## GOAL:
Every line of the material is to be repeated exactly as it stands.

## INPUT ROWS:
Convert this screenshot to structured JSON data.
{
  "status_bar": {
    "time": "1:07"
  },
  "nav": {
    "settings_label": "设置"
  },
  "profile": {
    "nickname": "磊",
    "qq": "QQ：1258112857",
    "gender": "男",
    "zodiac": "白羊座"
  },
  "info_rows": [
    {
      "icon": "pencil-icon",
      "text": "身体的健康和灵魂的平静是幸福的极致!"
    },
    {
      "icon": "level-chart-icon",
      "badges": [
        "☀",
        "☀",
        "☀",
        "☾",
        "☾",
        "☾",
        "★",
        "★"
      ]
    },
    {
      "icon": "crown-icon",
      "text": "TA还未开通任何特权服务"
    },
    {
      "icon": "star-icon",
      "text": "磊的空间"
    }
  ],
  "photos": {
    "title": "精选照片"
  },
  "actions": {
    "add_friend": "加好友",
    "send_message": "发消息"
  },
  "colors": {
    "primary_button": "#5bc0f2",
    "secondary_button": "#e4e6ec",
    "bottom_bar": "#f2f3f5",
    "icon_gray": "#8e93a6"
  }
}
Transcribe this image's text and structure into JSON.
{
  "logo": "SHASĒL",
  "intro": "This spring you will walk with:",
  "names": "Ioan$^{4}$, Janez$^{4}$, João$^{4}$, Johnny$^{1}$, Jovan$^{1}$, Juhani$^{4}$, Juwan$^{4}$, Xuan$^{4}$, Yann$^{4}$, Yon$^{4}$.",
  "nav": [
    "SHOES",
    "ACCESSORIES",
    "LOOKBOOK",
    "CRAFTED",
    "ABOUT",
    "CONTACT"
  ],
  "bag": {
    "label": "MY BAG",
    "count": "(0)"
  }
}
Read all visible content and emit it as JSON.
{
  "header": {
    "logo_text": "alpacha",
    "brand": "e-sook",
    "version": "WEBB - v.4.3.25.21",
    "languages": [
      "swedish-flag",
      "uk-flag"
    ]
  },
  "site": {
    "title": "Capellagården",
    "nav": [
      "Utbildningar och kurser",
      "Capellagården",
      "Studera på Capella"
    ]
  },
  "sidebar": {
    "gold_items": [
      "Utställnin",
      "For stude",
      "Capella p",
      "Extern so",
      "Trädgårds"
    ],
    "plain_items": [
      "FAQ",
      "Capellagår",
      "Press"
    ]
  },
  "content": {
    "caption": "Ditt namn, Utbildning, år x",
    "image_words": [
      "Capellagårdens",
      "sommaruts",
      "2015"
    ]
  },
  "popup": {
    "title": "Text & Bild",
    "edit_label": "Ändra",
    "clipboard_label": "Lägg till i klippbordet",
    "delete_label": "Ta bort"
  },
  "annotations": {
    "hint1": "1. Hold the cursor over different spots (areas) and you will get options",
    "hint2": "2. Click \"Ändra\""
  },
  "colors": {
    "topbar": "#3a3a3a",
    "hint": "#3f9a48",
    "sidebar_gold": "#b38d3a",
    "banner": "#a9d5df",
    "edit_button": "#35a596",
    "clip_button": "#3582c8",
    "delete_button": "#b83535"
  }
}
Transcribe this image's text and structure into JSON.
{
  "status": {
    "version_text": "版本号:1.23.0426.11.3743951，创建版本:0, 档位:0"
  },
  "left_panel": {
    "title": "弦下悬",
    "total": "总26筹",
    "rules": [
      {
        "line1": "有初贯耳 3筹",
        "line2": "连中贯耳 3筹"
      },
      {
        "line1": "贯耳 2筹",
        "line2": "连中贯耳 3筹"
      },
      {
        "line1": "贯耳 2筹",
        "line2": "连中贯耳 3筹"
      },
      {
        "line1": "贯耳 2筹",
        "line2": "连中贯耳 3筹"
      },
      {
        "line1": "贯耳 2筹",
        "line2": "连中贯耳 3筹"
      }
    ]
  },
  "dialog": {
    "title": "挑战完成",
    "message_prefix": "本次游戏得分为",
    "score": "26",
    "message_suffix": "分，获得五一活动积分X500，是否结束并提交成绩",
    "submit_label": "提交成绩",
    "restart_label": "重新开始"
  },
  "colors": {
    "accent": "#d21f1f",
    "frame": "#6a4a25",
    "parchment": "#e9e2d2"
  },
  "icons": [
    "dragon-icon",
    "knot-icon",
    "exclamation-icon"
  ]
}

## ANSWER IN FULL:
Convert this screenshot to structured JSON data.
{
  "status_bar": {
    "time": "1:07"
  },
  "nav": {
    "settings_label": "设置"
  },
  "profile": {
    "nickname": "磊",
    "qq": "QQ：1258112857",
    "gender": "男",
    "zodiac": "白羊座"
  },
  "info_rows": [
    {
      "icon": "pencil-icon",
      "text": "身体的健康和灵魂的平静是幸福的极致!"
    },
    {
      "icon": "level-chart-icon",
      "badges": [
        "☀",
        "☀",
        "☀",
        "☾",
        "☾",
        "☾",
        "★",
        "★"
      ]
    },
    {
      "icon": "crown-icon",
      "text": "TA还未开通任何特权服务"
    },
    {
      "icon": "star-icon",
      "text": "磊的空间"
    }
  ],
  "photos": {
    "title": "精选照片"
  },
  "actions": {
    "add_friend": "加好友",
    "send_message": "发消息"
  },
  "colors": {
    "primary_button": "#5bc0f2",
    "secondary_button": "#e4e6ec",
    "bottom_bar": "#f2f3f5",
    "icon_gray": "#8e93a6"
  }
}
Transcribe this image's text and structure into JSON.
{
  "logo": "SHASĒL",
  "intro": "This spring you will walk with:",
  "names": "Ioan$^{4}$, Janez$^{4}$, João$^{4}$, Johnny$^{1}$, Jovan$^{1}$, Juhani$^{4}$, Juwan$^{4}$, Xuan$^{4}$, Yann$^{4}$, Yon$^{4}$.",
  "nav": [
    "SHOES",
    "ACCESSORIES",
    "LOOKBOOK",
    "CRAFTED",
    "ABOUT",
    "CONTACT"
  ],
  "bag": {
    "label": "MY BAG",
    "count": "(0)"
  }
}
Read all visible content and emit it as JSON.
{
  "header": {
    "logo_text": "alpacha",
    "brand": "e-sook",
    "version": "WEBB - v.4.3.25.21",
    "languages": [
      "swedish-flag",
      "uk-flag"
    ]
  },
  "site": {
    "title": "Capellagården",
    "nav": [
      "Utbildningar och kurser",
      "Capellagården",
      "Studera på Capella"
    ]
  },
  "sidebar": {
    "gold_items": [
      "Utställnin",
      "For stude",
      "Capella p",
      "Extern so",
      "Trädgårds"
    ],
    "plain_items": [
      "FAQ",
      "Capellagår",
      "Press"
    ]
  },
  "content": {
    "caption": "Ditt namn, Utbildning, år x",
    "image_words": [
      "Capellagårdens",
      "sommaruts",
      "2015"
    ]
  },
  "popup": {
    "title": "Text & Bild",
    "edit_label": "Ändra",
    "clipboard_label": "Lägg till i klippbordet",
    "delete_label": "Ta bort"
  },
  "annotations": {
    "hint1": "1. Hold the cursor over different spots (areas) and you will get options",
    "hint2": "2. Click \"Ändra\""
  },
  "colors": {
    "topbar": "#3a3a3a",
    "hint": "#3f9a48",
    "sidebar_gold": "#b38d3a",
    "banner": "#a9d5df",
    "edit_button": "#35a596",
    "clip_button": "#3582c8",
    "delete_button": "#b83535"
  }
}
Transcribe this image's text and structure into JSON.
{
  "status": {
    "version_text": "版本号:1.23.0426.11.3743951，创建版本:0, 档位:0"
  },
  "left_panel": {
    "title": "弦下悬",
    "total": "总26筹",
    "rules": [
      {
        "line1": "有初贯耳 3筹",
        "line2": "连中贯耳 3筹"
      },
      {
        "line1": "贯耳 2筹",
        "line2": "连中贯耳 3筹"
      },
      {
        "line1": "贯耳 2筹",
        "line2": "连中贯耳 3筹"
      },
      {
        "line1": "贯耳 2筹",
        "line2": "连中贯耳 3筹"
      },
      {
        "line1": "贯耳 2筹",
        "line2": "连中贯耳 3筹"
      }
    ]
  },
  "dialog": {
    "title": "挑战完成",
    "message_prefix": "本次游戏得分为",
    "score": "26",
    "message_suffix": "分，获得五一活动积分X500，是否结束并提交成绩",
    "submit_label": "提交成绩",
    "restart_label": "重新开始"
  },
  "colors": {
    "accent": "#d21f1f",
    "frame": "#6a4a25",
    "parchment": "#e9e2d2"
  },
  "icons": [
    "dragon-icon",
    "knot-icon",
    "exclamation-icon"
  ]
}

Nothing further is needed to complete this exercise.